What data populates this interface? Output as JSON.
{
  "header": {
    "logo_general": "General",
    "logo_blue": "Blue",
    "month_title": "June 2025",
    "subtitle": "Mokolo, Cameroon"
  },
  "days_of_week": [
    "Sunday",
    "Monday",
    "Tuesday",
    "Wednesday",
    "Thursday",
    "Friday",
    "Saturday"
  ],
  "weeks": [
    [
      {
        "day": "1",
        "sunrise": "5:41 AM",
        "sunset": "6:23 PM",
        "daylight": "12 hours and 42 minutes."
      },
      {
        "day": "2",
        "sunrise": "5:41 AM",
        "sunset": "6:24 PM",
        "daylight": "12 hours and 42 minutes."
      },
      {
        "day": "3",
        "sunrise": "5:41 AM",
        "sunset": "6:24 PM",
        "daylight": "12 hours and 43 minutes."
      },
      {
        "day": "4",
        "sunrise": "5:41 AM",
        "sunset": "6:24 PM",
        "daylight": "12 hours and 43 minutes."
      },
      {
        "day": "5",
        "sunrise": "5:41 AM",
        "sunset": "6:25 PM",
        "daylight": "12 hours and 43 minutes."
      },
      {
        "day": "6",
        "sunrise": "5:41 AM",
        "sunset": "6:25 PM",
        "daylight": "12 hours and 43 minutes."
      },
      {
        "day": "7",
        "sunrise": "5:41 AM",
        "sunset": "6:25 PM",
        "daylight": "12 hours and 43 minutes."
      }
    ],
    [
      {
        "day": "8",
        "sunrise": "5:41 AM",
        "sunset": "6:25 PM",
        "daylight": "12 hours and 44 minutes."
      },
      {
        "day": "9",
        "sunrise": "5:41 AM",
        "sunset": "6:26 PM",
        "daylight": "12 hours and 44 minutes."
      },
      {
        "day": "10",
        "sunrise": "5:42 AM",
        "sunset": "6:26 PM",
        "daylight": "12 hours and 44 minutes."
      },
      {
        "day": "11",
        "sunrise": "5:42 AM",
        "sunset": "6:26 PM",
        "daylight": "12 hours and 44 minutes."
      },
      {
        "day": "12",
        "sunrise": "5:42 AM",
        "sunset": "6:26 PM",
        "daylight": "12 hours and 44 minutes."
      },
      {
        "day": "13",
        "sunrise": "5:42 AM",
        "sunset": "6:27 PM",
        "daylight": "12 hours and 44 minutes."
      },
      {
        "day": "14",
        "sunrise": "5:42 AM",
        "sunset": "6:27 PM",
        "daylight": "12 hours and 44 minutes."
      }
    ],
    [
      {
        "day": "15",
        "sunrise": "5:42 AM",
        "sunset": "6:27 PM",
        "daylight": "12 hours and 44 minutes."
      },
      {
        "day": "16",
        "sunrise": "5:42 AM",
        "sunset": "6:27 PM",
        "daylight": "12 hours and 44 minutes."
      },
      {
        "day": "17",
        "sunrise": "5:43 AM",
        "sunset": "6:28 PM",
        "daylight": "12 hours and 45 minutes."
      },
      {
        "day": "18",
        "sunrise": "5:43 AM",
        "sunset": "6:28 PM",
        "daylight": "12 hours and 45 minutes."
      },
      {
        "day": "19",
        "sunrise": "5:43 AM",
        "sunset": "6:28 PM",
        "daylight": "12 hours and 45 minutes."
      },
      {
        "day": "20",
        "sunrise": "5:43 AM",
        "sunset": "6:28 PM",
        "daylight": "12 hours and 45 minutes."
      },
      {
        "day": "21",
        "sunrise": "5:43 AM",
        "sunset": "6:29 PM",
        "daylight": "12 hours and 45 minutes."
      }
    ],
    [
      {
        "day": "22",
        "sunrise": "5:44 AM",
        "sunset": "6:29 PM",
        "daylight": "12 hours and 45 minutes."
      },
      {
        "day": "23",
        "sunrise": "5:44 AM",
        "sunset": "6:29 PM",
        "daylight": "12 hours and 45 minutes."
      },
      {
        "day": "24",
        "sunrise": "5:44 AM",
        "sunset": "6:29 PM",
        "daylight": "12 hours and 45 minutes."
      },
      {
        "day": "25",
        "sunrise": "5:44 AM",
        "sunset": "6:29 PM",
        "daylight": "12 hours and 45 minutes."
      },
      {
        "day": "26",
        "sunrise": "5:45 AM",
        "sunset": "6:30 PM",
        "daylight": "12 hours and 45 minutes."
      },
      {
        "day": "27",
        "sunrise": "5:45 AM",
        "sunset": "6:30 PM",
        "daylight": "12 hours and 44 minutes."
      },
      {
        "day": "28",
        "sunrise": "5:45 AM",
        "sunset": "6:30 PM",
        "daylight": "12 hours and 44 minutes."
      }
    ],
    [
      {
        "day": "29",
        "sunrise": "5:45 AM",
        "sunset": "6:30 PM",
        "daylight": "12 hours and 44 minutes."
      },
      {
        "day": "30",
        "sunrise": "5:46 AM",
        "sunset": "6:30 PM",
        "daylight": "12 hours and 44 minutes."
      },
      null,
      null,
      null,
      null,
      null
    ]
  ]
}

= THE TASK =
Exactly as they are written, print the entries again.

= FULL ANSWER =
What data populates this interface? Output as JSON.
{
  "header": {
    "logo_general": "General",
    "logo_blue": "Blue",
    "month_title": "June 2025",
    "subtitle": "Mokolo, Cameroon"
  },
  "days_of_week": [
    "Sunday",
    "Monday",
    "Tuesday",
    "Wednesday",
    "Thursday",
    "Friday",
    "Saturday"
  ],
  "weeks": [
    [
      {
        "day": "1",
        "sunrise": "5:41 AM",
        "sunset": "6:23 PM",
        "daylight": "12 hours and 42 minutes."
      },
      {
        "day": "2",
        "sunrise": "5:41 AM",
        "sunset": "6:24 PM",
        "daylight": "12 hours and 42 minutes."
      },
      {
        "day": "3",
        "sunrise": "5:41 AM",
        "sunset": "6:24 PM",
        "daylight": "12 hours and 43 minutes."
      },
      {
        "day": "4",
        "sunrise": "5:41 AM",
        "sunset": "6:24 PM",
        "daylight": "12 hours and 43 minutes."
      },
      {
        "day": "5",
        "sunrise": "5:41 AM",
        "sunset": "6:25 PM",
        "daylight": "12 hours and 43 minutes."
      },
      {
        "day": "6",
        "sunrise": "5:41 AM",
        "sunset": "6:25 PM",
        "daylight": "12 hours and 43 minutes."
      },
      {
        "day": "7",
        "sunrise": "5:41 AM",
        "sunset": "6:25 PM",
        "daylight": "12 hours and 43 minutes."
      }
    ],
    [
      {
        "day": "8",
        "sunrise": "5:41 AM",
        "sunset": "6:25 PM",
        "daylight": "12 hours and 44 minutes."
      },
      {
        "day": "9",
        "sunrise": "5:41 AM",
        "sunset": "6:26 PM",
        "daylight": "12 hours and 44 minutes."
      },
      {
        "day": "10",
        "sunrise": "5:42 AM",
        "sunset": "6:26 PM",
        "daylight": "12 hours and 44 minutes."
      },
      {
        "day": "11",
        "sunrise": "5:42 AM",
        "sunset": "6:26 PM",
        "daylight": "12 hours and 44 minutes."
      },
      {
        "day": "12",
        "sunrise": "5:42 AM",
        "sunset": "6:26 PM",
        "daylight": "12 hours and 44 minutes."
      },
      {
        "day": "13",
        "sunrise": "5:42 AM",
        "sunset": "6:27 PM",
        "daylight": "12 hours and 44 minutes."
      },
      {
        "day": "14",
        "sunrise": "5:42 AM",
        "sunset": "6:27 PM",
        "daylight": "12 hours and 44 minutes."
      }
    ],
    [
      {
        "day": "15",
        "sunrise": "5:42 AM",
        "sunset": "6:27 PM",
        "daylight": "12 hours and 44 minutes."
      },
      {
        "day": "16",
        "sunrise": "5:42 AM",
        "sunset": "6:27 PM",
        "daylight": "12 hours and 44 minutes."
      },
      {
        "day": "17",
        "sunrise": "5:43 AM",
        "sunset": "6:28 PM",
        "daylight": "12 hours and 45 minutes."
      },
      {
        "day": "18",
        "sunrise": "5:43 AM",
        "sunset": "6:28 PM",
        "daylight": "12 hours and 45 minutes."
      },
      {
        "day": "19",
        "sunrise": "5:43 AM",
        "sunset": "6:28 PM",
        "daylight": "12 hours and 45 minutes."
      },
      {
        "day": "20",
        "sunrise": "5:43 AM",
        "sunset": "6:28 PM",
        "daylight": "12 hours and 45 minutes."
      },
      {
        "day": "21",
        "sunrise": "5:43 AM",
        "sunset": "6:29 PM",
        "daylight": "12 hours and 45 minutes."
      }
    ],
    [
      {
        "day": "22",
        "sunrise": "5:44 AM",
        "sunset": "6:29 PM",
        "daylight": "12 hours and 45 minutes."
      },
      {
        "day": "23",
        "sunrise": "5:44 AM",
        "sunset": "6:29 PM",
        "daylight": "12 hours and 45 minutes."
      },
      {
        "day": "24",
        "sunrise": "5:44 AM",
        "sunset": "6:29 PM",
        "daylight": "12 hours and 45 minutes."
      },
      {
        "day": "25",
        "sunrise": "5:44 AM",
        "sunset": "6:29 PM",
        "daylight": "12 hours and 45 minutes."
      },
      {
        "day": "26",
        "sunrise": "5:45 AM",
        "sunset": "6:30 PM",
        "daylight": "12 hours and 45 minutes."
      },
      {
        "day": "27",
        "sunrise": "5:45 AM",
        "sunset": "6:30 PM",
        "daylight": "12 hours and 44 minutes."
      },
      {
        "day": "28",
        "sunrise": "5:45 AM",
        "sunset": "6:30 PM",
        "daylight": "12 hours and 44 minutes."
      }
    ],
    [
      {
        "day": "29",
        "sunrise": "5:45 AM",
        "sunset": "6:30 PM",
        "daylight": "12 hours and 44 minutes."
      },
      {
        "day": "30",
        "sunrise": "5:46 AM",
        "sunset": "6:30 PM",
        "daylight": "12 hours and 44 minutes."
      },
      null,
      null,
      null,
      null,
      null
    ]
  ]
}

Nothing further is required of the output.